**DATASET EXCERPTS**
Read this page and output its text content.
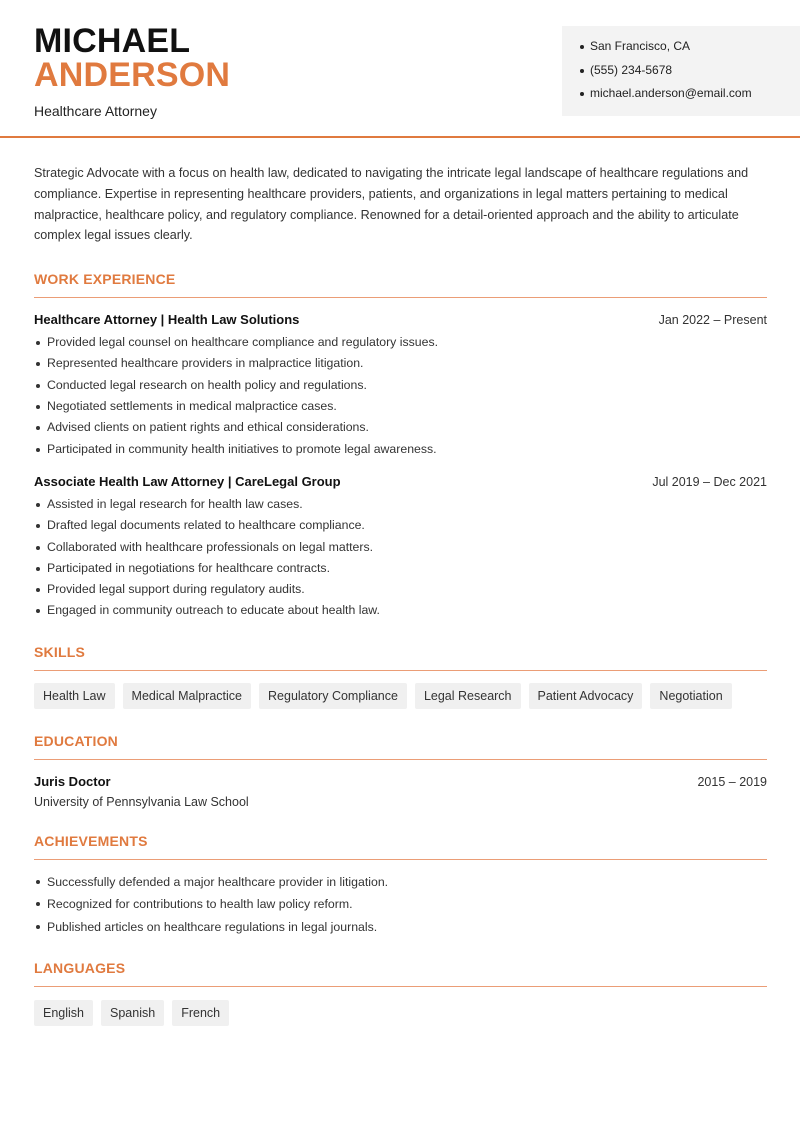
MICHAEL
ANDERSON
Healthcare Attorney
San Francisco, CA
(555) 234-5678
michael.anderson@email.com

Strategic Advocate with a focus on health law, dedicated to navigating the intricate legal landscape of healthcare regulations and compliance. Expertise in representing healthcare providers, patients, and organizations in legal matters pertaining to medical malpractice, healthcare policy, and regulatory compliance. Renowned for a detail-oriented approach and the ability to articulate complex legal issues clearly.

WORK EXPERIENCE
Healthcare Attorney | Health Law Solutions	Jan 2022 – Present
Provided legal counsel on healthcare compliance and regulatory issues.
Represented healthcare providers in malpractice litigation.
Conducted legal research on health policy and regulations.
Negotiated settlements in medical malpractice cases.
Advised clients on patient rights and ethical considerations.
Participated in community health initiatives to promote legal awareness.
Associate Health Law Attorney | CareLegal Group	Jul 2019 – Dec 2021
Assisted in legal research for health law cases.
Drafted legal documents related to healthcare compliance.
Collaborated with healthcare professionals on legal matters.
Participated in negotiations for healthcare contracts.
Provided legal support during regulatory audits.
Engaged in community outreach to educate about health law.
SKILLS
Health Law	Medical Malpractice	Regulatory Compliance	Legal Research	Patient Advocacy	Negotiation
EDUCATION
Juris Doctor	2015 – 2019
University of Pennsylvania Law School
ACHIEVEMENTS
Successfully defended a major healthcare provider in litigation.
Recognized for contributions to health law policy reform.
Published articles on healthcare regulations in legal journals.
LANGUAGES
English	Spanish	French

**ABOUT THIS EXERCISE**
Where does "community" appear in the records above? Copy each line that holds it.

**TASK SOLUTION**
Participated in community health initiatives to promote legal awareness.
Engaged in community outreach to educate about health law.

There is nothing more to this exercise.